Retype the material in full, keeping every word the same.

(Saved entries)
____________________

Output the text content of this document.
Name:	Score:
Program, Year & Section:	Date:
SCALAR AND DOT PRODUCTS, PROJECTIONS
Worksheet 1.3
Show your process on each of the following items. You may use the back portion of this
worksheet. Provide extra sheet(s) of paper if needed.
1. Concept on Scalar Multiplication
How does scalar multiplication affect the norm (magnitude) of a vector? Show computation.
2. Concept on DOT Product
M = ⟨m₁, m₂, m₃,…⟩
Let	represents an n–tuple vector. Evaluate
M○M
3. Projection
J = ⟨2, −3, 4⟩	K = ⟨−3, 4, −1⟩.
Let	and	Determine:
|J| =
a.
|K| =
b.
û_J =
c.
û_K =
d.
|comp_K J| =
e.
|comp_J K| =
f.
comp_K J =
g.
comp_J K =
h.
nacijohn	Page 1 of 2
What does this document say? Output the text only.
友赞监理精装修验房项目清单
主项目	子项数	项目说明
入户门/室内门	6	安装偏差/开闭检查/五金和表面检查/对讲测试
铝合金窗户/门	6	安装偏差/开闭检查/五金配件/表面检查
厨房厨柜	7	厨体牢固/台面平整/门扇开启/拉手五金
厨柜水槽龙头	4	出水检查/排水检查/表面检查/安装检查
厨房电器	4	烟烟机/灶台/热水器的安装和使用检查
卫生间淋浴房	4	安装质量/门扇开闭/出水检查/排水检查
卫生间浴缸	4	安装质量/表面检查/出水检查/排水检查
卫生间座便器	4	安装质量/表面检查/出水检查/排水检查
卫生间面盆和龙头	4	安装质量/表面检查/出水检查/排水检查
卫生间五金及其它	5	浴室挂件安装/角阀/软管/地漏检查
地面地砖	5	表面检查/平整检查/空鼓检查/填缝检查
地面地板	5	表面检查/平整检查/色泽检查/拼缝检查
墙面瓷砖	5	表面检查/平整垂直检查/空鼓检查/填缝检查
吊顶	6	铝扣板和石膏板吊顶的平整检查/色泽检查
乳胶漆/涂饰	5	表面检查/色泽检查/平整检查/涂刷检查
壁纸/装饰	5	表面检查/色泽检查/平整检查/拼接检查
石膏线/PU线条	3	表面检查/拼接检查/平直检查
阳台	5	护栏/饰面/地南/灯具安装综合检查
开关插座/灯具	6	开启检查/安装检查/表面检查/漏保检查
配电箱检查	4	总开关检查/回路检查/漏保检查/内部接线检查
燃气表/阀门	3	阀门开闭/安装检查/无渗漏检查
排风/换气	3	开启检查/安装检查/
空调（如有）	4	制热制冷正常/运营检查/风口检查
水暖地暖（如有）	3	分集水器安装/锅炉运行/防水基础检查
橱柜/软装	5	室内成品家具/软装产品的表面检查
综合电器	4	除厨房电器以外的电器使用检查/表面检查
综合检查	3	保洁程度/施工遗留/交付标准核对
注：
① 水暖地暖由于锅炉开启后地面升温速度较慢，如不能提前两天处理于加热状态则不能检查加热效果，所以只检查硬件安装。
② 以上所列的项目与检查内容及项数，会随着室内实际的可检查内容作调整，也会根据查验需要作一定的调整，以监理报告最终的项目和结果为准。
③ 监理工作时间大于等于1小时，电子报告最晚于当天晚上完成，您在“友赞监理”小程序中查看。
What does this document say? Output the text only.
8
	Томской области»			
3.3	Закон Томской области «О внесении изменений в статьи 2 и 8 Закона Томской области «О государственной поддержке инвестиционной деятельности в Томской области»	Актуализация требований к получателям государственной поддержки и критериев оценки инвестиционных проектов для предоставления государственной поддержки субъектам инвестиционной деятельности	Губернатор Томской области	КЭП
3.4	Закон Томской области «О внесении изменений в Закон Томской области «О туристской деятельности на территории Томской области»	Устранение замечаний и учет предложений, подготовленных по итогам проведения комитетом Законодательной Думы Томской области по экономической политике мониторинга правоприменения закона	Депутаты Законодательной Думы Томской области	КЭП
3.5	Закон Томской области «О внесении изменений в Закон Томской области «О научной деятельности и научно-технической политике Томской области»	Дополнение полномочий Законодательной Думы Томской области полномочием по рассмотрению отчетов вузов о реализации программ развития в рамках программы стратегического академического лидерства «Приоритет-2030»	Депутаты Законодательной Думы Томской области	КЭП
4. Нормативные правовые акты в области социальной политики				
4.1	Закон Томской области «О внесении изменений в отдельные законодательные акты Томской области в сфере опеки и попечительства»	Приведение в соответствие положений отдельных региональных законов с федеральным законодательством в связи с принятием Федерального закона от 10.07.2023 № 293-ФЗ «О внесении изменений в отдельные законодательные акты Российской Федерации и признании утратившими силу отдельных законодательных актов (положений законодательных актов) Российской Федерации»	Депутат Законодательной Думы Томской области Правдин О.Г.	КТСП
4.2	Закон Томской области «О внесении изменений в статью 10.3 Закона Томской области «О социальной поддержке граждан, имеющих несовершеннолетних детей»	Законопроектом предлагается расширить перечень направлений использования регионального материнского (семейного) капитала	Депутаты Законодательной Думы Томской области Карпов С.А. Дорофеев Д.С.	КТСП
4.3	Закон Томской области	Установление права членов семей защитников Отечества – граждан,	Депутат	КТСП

____________________

Task answer:
Output the text content of this document.
Name:	Score:
Program, Year & Section:	Date:
SCALAR AND DOT PRODUCTS, PROJECTIONS
Worksheet 1.3
Show your process on each of the following items. You may use the back portion of this
worksheet. Provide extra sheet(s) of paper if needed.
1. Concept on Scalar Multiplication
How does scalar multiplication affect the norm (magnitude) of a vector? Show computation.
2. Concept on DOT Product
M = ⟨m₁, m₂, m₃,…⟩
Let	represents an n–tuple vector. Evaluate
M○M
3. Projection
J = ⟨2, −3, 4⟩	K = ⟨−3, 4, −1⟩.
Let	and	Determine:
|J| =
a.
|K| =
b.
û_J =
c.
û_K =
d.
|comp_K J| =
e.
|comp_J K| =
f.
comp_K J =
g.
comp_J K =
h.
nacijohn	Page 1 of 2
What does this document say? Output the text only.
友赞监理精装修验房项目清单
主项目	子项数	项目说明
入户门/室内门	6	安装偏差/开闭检查/五金和表面检查/对讲测试
铝合金窗户/门	6	安装偏差/开闭检查/五金配件/表面检查
厨房厨柜	7	厨体牢固/台面平整/门扇开启/拉手五金
厨柜水槽龙头	4	出水检查/排水检查/表面检查/安装检查
厨房电器	4	烟烟机/灶台/热水器的安装和使用检查
卫生间淋浴房	4	安装质量/门扇开闭/出水检查/排水检查
卫生间浴缸	4	安装质量/表面检查/出水检查/排水检查
卫生间座便器	4	安装质量/表面检查/出水检查/排水检查
卫生间面盆和龙头	4	安装质量/表面检查/出水检查/排水检查
卫生间五金及其它	5	浴室挂件安装/角阀/软管/地漏检查
地面地砖	5	表面检查/平整检查/空鼓检查/填缝检查
地面地板	5	表面检查/平整检查/色泽检查/拼缝检查
墙面瓷砖	5	表面检查/平整垂直检查/空鼓检查/填缝检查
吊顶	6	铝扣板和石膏板吊顶的平整检查/色泽检查
乳胶漆/涂饰	5	表面检查/色泽检查/平整检查/涂刷检查
壁纸/装饰	5	表面检查/色泽检查/平整检查/拼接检查
石膏线/PU线条	3	表面检查/拼接检查/平直检查
阳台	5	护栏/饰面/地南/灯具安装综合检查
开关插座/灯具	6	开启检查/安装检查/表面检查/漏保检查
配电箱检查	4	总开关检查/回路检查/漏保检查/内部接线检查
燃气表/阀门	3	阀门开闭/安装检查/无渗漏检查
排风/换气	3	开启检查/安装检查/
空调（如有）	4	制热制冷正常/运营检查/风口检查
水暖地暖（如有）	3	分集水器安装/锅炉运行/防水基础检查
橱柜/软装	5	室内成品家具/软装产品的表面检查
综合电器	4	除厨房电器以外的电器使用检查/表面检查
综合检查	3	保洁程度/施工遗留/交付标准核对
注：
① 水暖地暖由于锅炉开启后地面升温速度较慢，如不能提前两天处理于加热状态则不能检查加热效果，所以只检查硬件安装。
② 以上所列的项目与检查内容及项数，会随着室内实际的可检查内容作调整，也会根据查验需要作一定的调整，以监理报告最终的项目和结果为准。
③ 监理工作时间大于等于1小时，电子报告最晚于当天晚上完成，您在“友赞监理”小程序中查看。
What does this document say? Output the text only.
8
	Томской области»			
3.3	Закон Томской области «О внесении изменений в статьи 2 и 8 Закона Томской области «О государственной поддержке инвестиционной деятельности в Томской области»	Актуализация требований к получателям государственной поддержки и критериев оценки инвестиционных проектов для предоставления государственной поддержки субъектам инвестиционной деятельности	Губернатор Томской области	КЭП
3.4	Закон Томской области «О внесении изменений в Закон Томской области «О туристской деятельности на территории Томской области»	Устранение замечаний и учет предложений, подготовленных по итогам проведения комитетом Законодательной Думы Томской области по экономической политике мониторинга правоприменения закона	Депутаты Законодательной Думы Томской области	КЭП
3.5	Закон Томской области «О внесении изменений в Закон Томской области «О научной деятельности и научно-технической политике Томской области»	Дополнение полномочий Законодательной Думы Томской области полномочием по рассмотрению отчетов вузов о реализации программ развития в рамках программы стратегического академического лидерства «Приоритет-2030»	Депутаты Законодательной Думы Томской области	КЭП
4. Нормативные правовые акты в области социальной политики				
4.1	Закон Томской области «О внесении изменений в отдельные законодательные акты Томской области в сфере опеки и попечительства»	Приведение в соответствие положений отдельных региональных законов с федеральным законодательством в связи с принятием Федерального закона от 10.07.2023 № 293-ФЗ «О внесении изменений в отдельные законодательные акты Российской Федерации и признании утратившими силу отдельных законодательных актов (положений законодательных актов) Российской Федерации»	Депутат Законодательной Думы Томской области Правдин О.Г.	КТСП
4.2	Закон Томской области «О внесении изменений в статью 10.3 Закона Томской области «О социальной поддержке граждан, имеющих несовершеннолетних детей»	Законопроектом предлагается расширить перечень направлений использования регионального материнского (семейного) капитала	Депутаты Законодательной Думы Томской области Карпов С.А. Дорофеев Д.С.	КТСП
4.3	Закон Томской области	Установление права членов семей защитников Отечества – граждан,	Депутат	КТСП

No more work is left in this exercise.